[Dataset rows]
"""
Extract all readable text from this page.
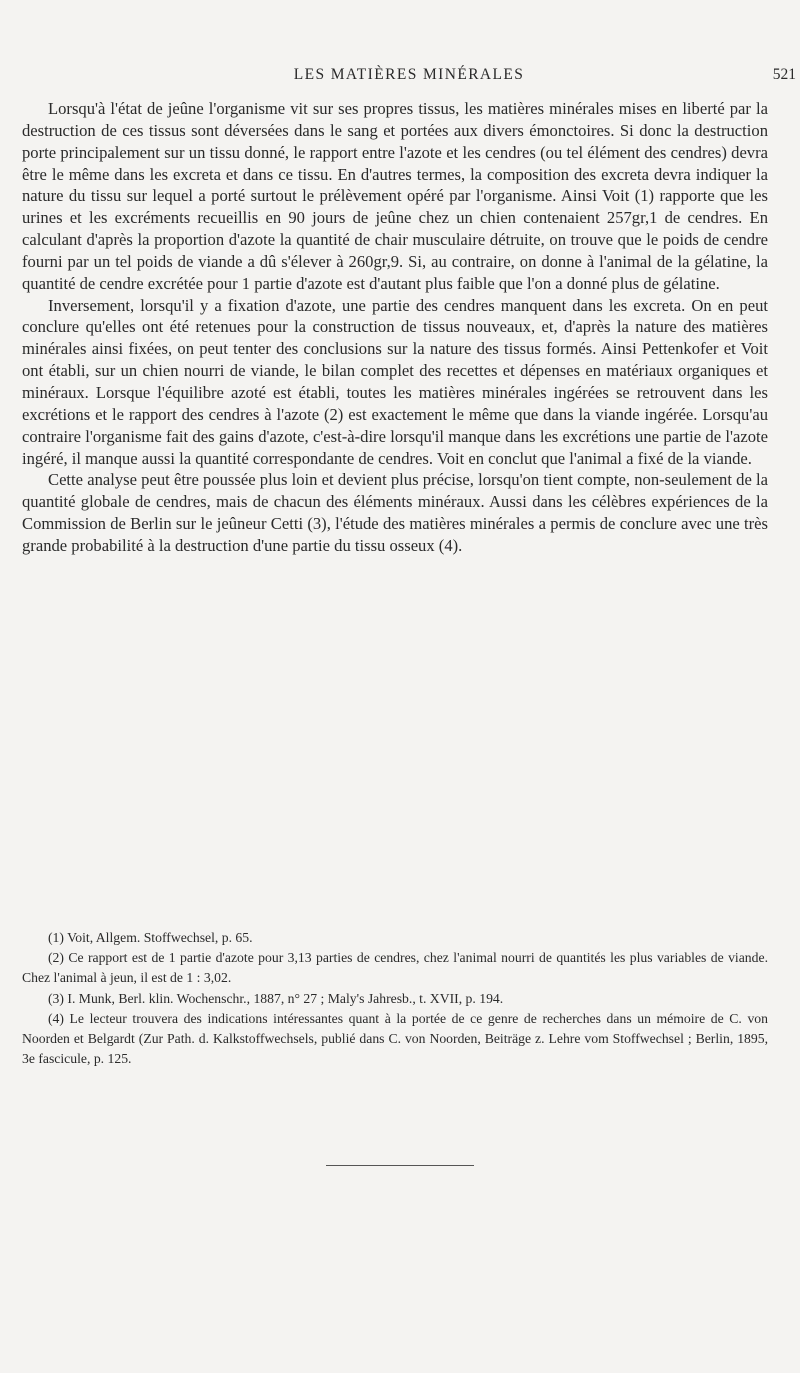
LES MATIÈRES MINÉRALES	521

Lorsqu'à l'état de jeûne l'organisme vit sur ses propres tissus, les matières minérales mises en liberté par la destruction de ces tissus sont déversées dans le sang et portées aux divers émonctoires. Si donc la destruction porte principalement sur un tissu donné, le rapport entre l'azote et les cendres (ou tel élément des cendres) devra être le même dans les excreta et dans ce tissu. En d'autres termes, la composition des excreta devra indiquer la nature du tissu sur lequel a porté surtout le prélèvement opéré par l'organisme. Ainsi Voit (1) rapporte que les urines et les excréments recueillis en 90 jours de jeûne chez un chien contenaient 257gr,1 de cendres. En calculant d'après la proportion d'azote la quantité de chair musculaire détruite, on trouve que le poids de cendre fourni par un tel poids de viande a dû s'élever à 260gr,9. Si, au contraire, on donne à l'animal de la gélatine, la quantité de cendre excrétée pour 1 partie d'azote est d'autant plus faible que l'on a donné plus de gélatine.

Inversement, lorsqu'il y a fixation d'azote, une partie des cendres manquent dans les excreta. On en peut conclure qu'elles ont été retenues pour la construction de tissus nouveaux, et, d'après la nature des matières minérales ainsi fixées, on peut tenter des conclusions sur la nature des tissus formés. Ainsi Pettenkofer et Voit ont établi, sur un chien nourri de viande, le bilan complet des recettes et dépenses en matériaux organiques et minéraux. Lorsque l'équilibre azoté est établi, toutes les matières minérales ingérées se retrouvent dans les excrétions et le rapport des cendres à l'azote (2) est exactement le même que dans la viande ingérée. Lorsqu'au contraire l'organisme fait des gains d'azote, c'est-à-dire lorsqu'il manque dans les excrétions une partie de l'azote ingéré, il manque aussi la quantité correspondante de cendres. Voit en conclut que l'animal a fixé de la viande.

Cette analyse peut être poussée plus loin et devient plus précise, lorsqu'on tient compte, non-seulement de la quantité globale de cendres, mais de chacun des éléments minéraux. Aussi dans les célèbres expériences de la Commission de Berlin sur le jeûneur Cetti (3), l'étude des matières minérales a permis de conclure avec une très grande probabilité à la destruction d'une partie du tissu osseux (4).

(1) Voit, Allgem. Stoffwechsel, p. 65.

(2) Ce rapport est de 1 partie d'azote pour 3,13 parties de cendres, chez l'animal nourri de quantités les plus variables de viande. Chez l'animal à jeun, il est de 1 : 3,02.

(3) I. Munk, Berl. klin. Wochenschr., 1887, n° 27 ; Maly's Jahresb., t. XVII, p. 194.

(4) Le lecteur trouvera des indications intéressantes quant à la portée de ce genre de recherches dans un mémoire de C. von Noorden et Belgardt (Zur Path. d. Kalkstoffwechsels, publié dans C. von Noorden, Beiträge z. Lehre vom Stoffwechsel ; Berlin, 1895, 3e fascicule, p. 125.
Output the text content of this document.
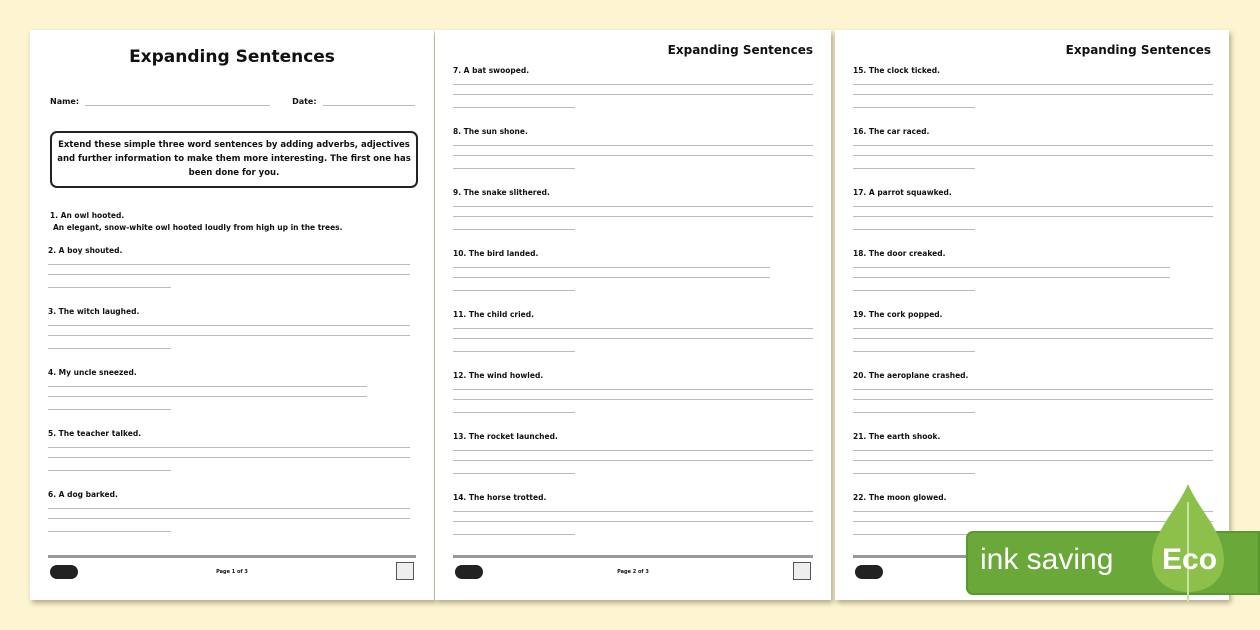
Expanding Sentences
Name:	Date:
Extend these simple three word sentences by adding adverbs, adjectives and further information to make them more interesting. The first one has been done for you.
1. An owl hooted.
An elegant, snow-white owl hooted loudly from high up in the trees.
2. A boy shouted.
3. The witch laughed.
4. My uncle sneezed.
5. The teacher talked.
6. A dog barked.
Page 1 of 3
Expanding Sentences
7. A bat swooped.
8. The sun shone.
9. The snake slithered.
10. The bird landed.
11. The child cried.
12. The wind howled.
13. The rocket launched.
14. The horse trotted.
Page 2 of 3
Expanding Sentences
15. The clock ticked.
16. The car raced.
17. A parrot squawked.
18. The door creaked.
19. The cork popped.
20. The aeroplane crashed.
21. The earth shook.
22. The moon glowed.
ink saving Eco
"""
◆ **TASK GOAL**:
Set down the complete material exactly, but do not include the images.

◆ **TASK SOLUTION**:
Extract all readable text from this page.
LES MATIÈRES MINÉRALES	521

Lorsqu'à l'état de jeûne l'organisme vit sur ses propres tissus, les matières minérales mises en liberté par la destruction de ces tissus sont déversées dans le sang et portées aux divers émonctoires. Si donc la destruction porte principalement sur un tissu donné, le rapport entre l'azote et les cendres (ou tel élément des cendres) devra être le même dans les excreta et dans ce tissu. En d'autres termes, la composition des excreta devra indiquer la nature du tissu sur lequel a porté surtout le prélèvement opéré par l'organisme. Ainsi Voit (1) rapporte que les urines et les excréments recueillis en 90 jours de jeûne chez un chien contenaient 257gr,1 de cendres. En calculant d'après la proportion d'azote la quantité de chair musculaire détruite, on trouve que le poids de cendre fourni par un tel poids de viande a dû s'élever à 260gr,9. Si, au contraire, on donne à l'animal de la gélatine, la quantité de cendre excrétée pour 1 partie d'azote est d'autant plus faible que l'on a donné plus de gélatine.

Inversement, lorsqu'il y a fixation d'azote, une partie des cendres manquent dans les excreta. On en peut conclure qu'elles ont été retenues pour la construction de tissus nouveaux, et, d'après la nature des matières minérales ainsi fixées, on peut tenter des conclusions sur la nature des tissus formés. Ainsi Pettenkofer et Voit ont établi, sur un chien nourri de viande, le bilan complet des recettes et dépenses en matériaux organiques et minéraux. Lorsque l'équilibre azoté est établi, toutes les matières minérales ingérées se retrouvent dans les excrétions et le rapport des cendres à l'azote (2) est exactement le même que dans la viande ingérée. Lorsqu'au contraire l'organisme fait des gains d'azote, c'est-à-dire lorsqu'il manque dans les excrétions une partie de l'azote ingéré, il manque aussi la quantité correspondante de cendres. Voit en conclut que l'animal a fixé de la viande.

Cette analyse peut être poussée plus loin et devient plus précise, lorsqu'on tient compte, non-seulement de la quantité globale de cendres, mais de chacun des éléments minéraux. Aussi dans les célèbres expériences de la Commission de Berlin sur le jeûneur Cetti (3), l'étude des matières minérales a permis de conclure avec une très grande probabilité à la destruction d'une partie du tissu osseux (4).

(1) Voit, Allgem. Stoffwechsel, p. 65.

(2) Ce rapport est de 1 partie d'azote pour 3,13 parties de cendres, chez l'animal nourri de quantités les plus variables de viande. Chez l'animal à jeun, il est de 1 : 3,02.

(3) I. Munk, Berl. klin. Wochenschr., 1887, n° 27 ; Maly's Jahresb., t. XVII, p. 194.

(4) Le lecteur trouvera des indications intéressantes quant à la portée de ce genre de recherches dans un mémoire de C. von Noorden et Belgardt (Zur Path. d. Kalkstoffwechsels, publié dans C. von Noorden, Beiträge z. Lehre vom Stoffwechsel ; Berlin, 1895, 3e fascicule, p. 125.
Output the text content of this document.
Expanding Sentences
Name:	Date:
Extend these simple three word sentences by adding adverbs, adjectives and further information to make them more interesting. The first one has been done for you.
1. An owl hooted.
An elegant, snow-white owl hooted loudly from high up in the trees.
2. A boy shouted.
3. The witch laughed.
4. My uncle sneezed.
5. The teacher talked.
6. A dog barked.
Page 1 of 3
Expanding Sentences
7. A bat swooped.
8. The sun shone.
9. The snake slithered.
10. The bird landed.
11. The child cried.
12. The wind howled.
13. The rocket launched.
14. The horse trotted.
Page 2 of 3
Expanding Sentences
15. The clock ticked.
16. The car raced.
17. A parrot squawked.
18. The door creaked.
19. The cork popped.
20. The aeroplane crashed.
21. The earth shook.
22. The moon glowed.
ink saving Eco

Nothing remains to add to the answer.